***** ENTRIES PROVIDED *****
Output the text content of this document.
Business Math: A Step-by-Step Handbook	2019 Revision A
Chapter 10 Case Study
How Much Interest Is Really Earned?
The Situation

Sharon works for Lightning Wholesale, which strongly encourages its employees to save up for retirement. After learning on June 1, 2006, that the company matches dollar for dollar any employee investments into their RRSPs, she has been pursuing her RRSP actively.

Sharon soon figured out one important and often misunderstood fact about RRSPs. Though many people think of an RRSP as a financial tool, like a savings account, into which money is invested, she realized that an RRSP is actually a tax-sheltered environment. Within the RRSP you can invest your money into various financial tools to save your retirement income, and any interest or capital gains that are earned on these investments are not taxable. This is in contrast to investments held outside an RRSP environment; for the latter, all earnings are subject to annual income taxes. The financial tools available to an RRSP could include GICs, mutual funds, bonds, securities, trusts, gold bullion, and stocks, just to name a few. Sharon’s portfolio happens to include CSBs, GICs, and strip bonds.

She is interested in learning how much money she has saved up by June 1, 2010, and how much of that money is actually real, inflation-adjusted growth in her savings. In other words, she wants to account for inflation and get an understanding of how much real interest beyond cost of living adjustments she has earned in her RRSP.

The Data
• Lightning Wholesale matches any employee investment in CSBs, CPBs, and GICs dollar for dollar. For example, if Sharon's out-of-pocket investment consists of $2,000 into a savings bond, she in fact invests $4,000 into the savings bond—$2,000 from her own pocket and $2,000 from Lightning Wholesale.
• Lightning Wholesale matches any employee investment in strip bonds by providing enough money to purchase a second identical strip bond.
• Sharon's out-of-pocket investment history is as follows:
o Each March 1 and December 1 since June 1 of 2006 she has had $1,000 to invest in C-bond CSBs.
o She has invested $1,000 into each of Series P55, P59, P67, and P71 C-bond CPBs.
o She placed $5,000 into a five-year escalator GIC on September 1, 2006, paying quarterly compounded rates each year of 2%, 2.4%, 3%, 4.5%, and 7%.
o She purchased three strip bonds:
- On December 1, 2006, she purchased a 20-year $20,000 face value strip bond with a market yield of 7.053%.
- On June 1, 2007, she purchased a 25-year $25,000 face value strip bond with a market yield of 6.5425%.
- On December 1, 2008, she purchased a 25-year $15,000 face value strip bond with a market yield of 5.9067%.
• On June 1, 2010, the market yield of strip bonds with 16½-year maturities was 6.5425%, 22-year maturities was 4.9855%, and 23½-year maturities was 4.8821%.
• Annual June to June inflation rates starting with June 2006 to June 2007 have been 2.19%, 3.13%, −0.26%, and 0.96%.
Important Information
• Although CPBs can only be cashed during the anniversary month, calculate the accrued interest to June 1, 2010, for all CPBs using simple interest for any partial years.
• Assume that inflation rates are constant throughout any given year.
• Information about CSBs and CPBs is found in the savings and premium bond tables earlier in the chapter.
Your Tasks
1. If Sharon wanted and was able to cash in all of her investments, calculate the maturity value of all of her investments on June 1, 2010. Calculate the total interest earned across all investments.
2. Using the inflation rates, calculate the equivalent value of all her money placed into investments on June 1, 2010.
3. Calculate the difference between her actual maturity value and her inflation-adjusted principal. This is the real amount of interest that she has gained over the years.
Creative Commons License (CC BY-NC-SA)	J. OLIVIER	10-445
*****
TASK DESCRIPTION
Pull every line containing "rates" from the data.

WRITTEN SOLUTION
o She placed $5,000 into a five-year escalator GIC on September 1, 2006, paying quarterly compounded rates each year of 2%, 2.4%, 3%, 4.5%, and 7%.
• Annual June to June inflation rates starting with June 2006 to June 2007 have been 2.19%, 3.13%, −0.26%, and 0.96%.
• Assume that inflation rates are constant throughout any given year.
2. Using the inflation rates, calculate the equivalent value of all her money placed into investments on June 1, 2010.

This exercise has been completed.